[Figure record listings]
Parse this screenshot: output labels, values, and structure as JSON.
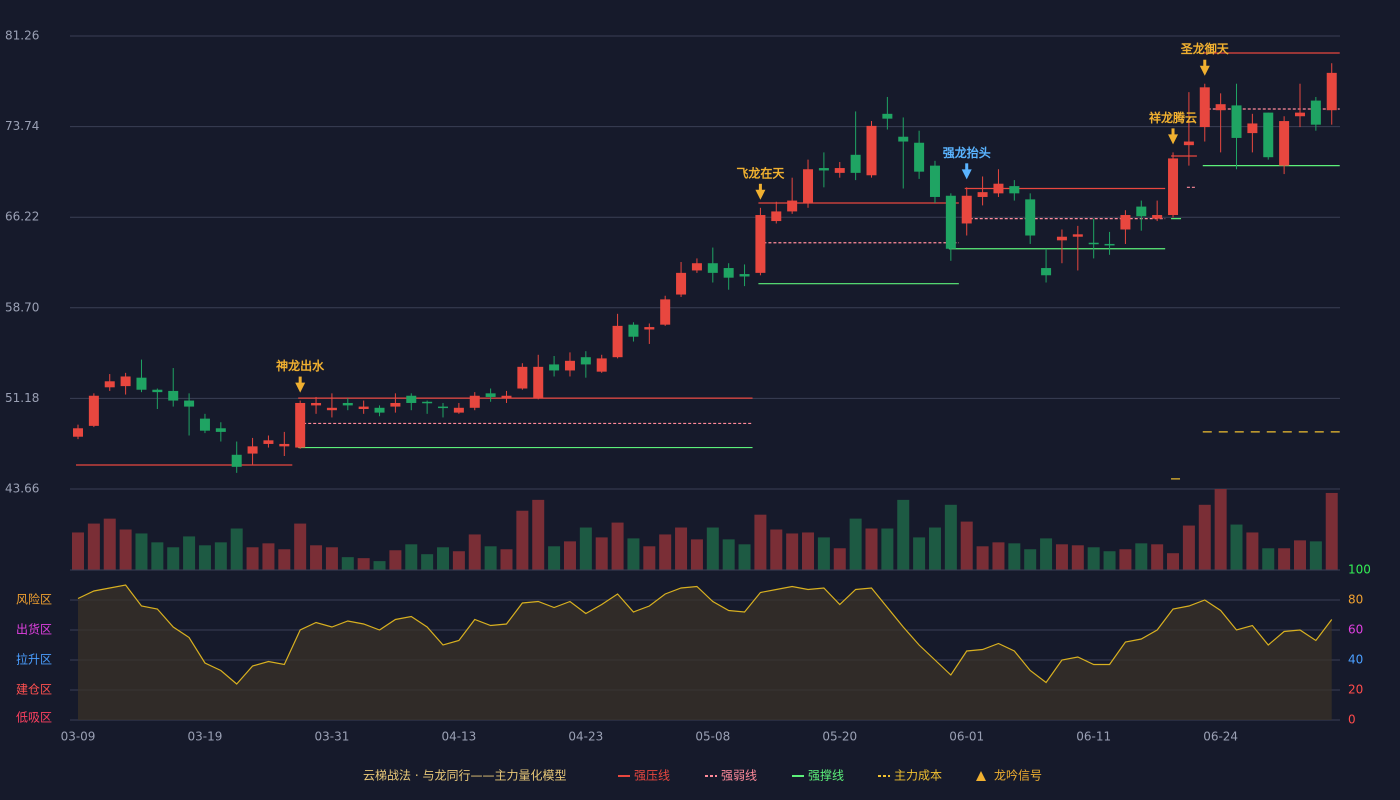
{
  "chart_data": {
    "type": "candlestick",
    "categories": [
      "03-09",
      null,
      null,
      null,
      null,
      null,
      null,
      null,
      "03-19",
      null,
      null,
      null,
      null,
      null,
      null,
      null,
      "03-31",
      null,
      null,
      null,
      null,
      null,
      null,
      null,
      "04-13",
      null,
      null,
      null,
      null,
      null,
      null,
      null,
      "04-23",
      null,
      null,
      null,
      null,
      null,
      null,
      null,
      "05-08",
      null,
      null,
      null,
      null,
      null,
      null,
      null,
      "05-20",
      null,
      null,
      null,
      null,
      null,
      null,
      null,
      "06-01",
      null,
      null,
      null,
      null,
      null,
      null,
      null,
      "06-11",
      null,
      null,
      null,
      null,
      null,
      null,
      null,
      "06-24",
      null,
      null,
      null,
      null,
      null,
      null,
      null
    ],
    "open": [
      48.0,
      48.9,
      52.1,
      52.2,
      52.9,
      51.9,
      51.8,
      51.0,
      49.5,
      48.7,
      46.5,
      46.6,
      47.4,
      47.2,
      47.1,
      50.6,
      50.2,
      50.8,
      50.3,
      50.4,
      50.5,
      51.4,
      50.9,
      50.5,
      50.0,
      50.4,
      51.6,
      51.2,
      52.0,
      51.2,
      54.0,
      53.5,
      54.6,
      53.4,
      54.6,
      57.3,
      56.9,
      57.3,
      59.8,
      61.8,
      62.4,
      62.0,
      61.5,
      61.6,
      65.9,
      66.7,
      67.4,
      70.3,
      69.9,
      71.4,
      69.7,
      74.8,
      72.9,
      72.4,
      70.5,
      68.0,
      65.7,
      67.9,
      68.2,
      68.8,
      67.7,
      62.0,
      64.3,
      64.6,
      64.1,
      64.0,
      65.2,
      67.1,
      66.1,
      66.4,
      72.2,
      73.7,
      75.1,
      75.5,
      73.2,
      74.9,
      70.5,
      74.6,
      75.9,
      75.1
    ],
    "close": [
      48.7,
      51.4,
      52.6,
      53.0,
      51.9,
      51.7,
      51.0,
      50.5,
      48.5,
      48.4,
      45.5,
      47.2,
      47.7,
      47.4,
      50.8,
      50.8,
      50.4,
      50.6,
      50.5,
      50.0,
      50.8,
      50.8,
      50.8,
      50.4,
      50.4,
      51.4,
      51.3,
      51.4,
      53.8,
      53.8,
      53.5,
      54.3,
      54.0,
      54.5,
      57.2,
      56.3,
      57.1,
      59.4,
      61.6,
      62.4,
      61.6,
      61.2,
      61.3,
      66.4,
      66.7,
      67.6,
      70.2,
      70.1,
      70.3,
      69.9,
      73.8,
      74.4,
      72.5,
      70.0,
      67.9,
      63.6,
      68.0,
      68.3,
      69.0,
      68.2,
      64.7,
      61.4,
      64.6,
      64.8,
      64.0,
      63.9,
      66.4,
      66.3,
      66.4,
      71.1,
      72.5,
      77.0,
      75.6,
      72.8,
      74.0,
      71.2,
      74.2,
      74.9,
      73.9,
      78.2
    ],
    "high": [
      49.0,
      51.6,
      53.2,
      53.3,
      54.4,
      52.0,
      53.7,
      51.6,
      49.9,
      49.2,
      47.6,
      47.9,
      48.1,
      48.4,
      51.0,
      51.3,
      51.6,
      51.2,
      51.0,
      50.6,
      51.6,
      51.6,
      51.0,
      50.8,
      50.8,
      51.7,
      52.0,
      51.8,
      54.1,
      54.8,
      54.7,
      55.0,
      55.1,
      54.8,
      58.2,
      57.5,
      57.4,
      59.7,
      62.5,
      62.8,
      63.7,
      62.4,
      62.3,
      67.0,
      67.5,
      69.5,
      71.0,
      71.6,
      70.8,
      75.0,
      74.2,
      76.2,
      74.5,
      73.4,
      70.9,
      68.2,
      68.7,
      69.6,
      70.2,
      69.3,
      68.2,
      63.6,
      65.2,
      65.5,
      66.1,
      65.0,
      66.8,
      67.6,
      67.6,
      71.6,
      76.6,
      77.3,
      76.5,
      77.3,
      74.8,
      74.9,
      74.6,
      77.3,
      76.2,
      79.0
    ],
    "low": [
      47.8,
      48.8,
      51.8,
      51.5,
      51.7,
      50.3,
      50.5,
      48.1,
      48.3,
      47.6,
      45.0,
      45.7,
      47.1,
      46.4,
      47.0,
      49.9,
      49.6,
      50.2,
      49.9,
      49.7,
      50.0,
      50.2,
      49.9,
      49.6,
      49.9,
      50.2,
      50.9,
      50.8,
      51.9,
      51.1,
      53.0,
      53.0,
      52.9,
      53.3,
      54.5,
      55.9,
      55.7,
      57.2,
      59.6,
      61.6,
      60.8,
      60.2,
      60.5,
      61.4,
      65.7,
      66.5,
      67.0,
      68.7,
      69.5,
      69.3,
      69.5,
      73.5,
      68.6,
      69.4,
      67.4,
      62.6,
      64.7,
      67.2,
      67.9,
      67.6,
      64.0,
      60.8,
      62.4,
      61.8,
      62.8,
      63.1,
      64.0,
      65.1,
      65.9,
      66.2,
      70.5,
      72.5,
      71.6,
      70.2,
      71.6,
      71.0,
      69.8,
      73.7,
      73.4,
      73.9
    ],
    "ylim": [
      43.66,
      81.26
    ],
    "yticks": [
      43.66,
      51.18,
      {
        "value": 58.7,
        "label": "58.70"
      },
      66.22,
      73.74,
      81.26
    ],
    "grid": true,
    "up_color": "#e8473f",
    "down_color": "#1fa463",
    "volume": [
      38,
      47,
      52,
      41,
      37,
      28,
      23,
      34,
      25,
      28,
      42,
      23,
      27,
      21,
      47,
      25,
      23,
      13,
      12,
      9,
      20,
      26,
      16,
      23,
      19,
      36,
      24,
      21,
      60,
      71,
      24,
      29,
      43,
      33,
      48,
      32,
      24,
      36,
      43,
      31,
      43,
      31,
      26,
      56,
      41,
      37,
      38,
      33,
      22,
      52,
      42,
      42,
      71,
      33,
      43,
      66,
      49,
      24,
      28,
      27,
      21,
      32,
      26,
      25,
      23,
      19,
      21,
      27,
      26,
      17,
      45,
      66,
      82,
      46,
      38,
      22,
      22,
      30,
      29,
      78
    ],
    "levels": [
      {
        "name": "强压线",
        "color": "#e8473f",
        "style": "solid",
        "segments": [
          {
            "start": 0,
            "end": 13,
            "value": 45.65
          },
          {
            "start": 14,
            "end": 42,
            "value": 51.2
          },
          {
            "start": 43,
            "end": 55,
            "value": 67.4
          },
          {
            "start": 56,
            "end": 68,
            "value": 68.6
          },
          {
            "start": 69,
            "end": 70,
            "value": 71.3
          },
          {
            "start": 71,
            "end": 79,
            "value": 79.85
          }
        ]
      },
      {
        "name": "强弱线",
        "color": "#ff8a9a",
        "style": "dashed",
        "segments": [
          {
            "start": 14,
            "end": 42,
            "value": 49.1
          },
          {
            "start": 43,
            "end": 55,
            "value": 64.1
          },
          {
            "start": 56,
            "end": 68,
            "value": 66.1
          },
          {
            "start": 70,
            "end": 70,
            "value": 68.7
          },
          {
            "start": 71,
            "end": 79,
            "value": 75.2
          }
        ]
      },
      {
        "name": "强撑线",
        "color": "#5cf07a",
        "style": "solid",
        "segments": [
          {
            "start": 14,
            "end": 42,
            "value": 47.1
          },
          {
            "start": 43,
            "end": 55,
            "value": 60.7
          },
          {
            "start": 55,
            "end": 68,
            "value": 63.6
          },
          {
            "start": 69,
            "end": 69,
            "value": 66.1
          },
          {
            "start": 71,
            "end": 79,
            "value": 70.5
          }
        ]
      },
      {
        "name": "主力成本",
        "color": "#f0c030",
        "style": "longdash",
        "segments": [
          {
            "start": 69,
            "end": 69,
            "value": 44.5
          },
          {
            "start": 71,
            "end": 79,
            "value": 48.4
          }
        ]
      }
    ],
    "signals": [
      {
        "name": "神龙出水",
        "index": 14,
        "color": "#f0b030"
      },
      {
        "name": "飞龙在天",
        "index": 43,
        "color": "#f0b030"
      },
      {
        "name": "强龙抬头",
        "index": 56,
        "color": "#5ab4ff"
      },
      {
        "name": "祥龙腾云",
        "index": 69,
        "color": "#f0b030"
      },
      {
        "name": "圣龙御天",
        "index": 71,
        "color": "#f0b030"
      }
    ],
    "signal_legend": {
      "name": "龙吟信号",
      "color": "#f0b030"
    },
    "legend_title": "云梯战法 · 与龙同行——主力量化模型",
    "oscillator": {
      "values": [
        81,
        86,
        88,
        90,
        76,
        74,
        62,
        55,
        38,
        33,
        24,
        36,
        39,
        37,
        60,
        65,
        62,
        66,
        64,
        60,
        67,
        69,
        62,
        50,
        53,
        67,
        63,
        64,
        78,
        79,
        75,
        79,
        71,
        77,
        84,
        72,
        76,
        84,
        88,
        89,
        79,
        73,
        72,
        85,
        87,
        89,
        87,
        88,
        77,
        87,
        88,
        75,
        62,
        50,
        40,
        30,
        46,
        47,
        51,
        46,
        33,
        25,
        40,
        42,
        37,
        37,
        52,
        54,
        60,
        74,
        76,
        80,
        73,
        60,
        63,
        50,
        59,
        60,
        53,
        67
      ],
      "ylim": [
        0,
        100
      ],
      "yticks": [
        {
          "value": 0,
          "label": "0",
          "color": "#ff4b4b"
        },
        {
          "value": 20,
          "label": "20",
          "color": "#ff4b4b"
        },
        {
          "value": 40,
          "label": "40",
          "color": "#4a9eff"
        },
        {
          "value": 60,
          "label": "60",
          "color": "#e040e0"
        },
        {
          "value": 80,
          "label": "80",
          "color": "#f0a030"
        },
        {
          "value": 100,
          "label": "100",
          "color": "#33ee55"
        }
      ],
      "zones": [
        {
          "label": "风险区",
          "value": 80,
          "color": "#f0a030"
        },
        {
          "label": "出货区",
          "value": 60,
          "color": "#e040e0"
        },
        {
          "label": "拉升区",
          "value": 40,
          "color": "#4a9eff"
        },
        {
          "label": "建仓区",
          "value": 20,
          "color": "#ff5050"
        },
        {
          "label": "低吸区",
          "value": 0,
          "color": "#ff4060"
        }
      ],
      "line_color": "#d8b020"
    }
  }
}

→ **Problem description**
Return each line of the data that contains the string "index".

→ **Exercise response**
        "index": 14,
        "index": 43,
        "index": 56,
        "index": 69,
        "index": 71,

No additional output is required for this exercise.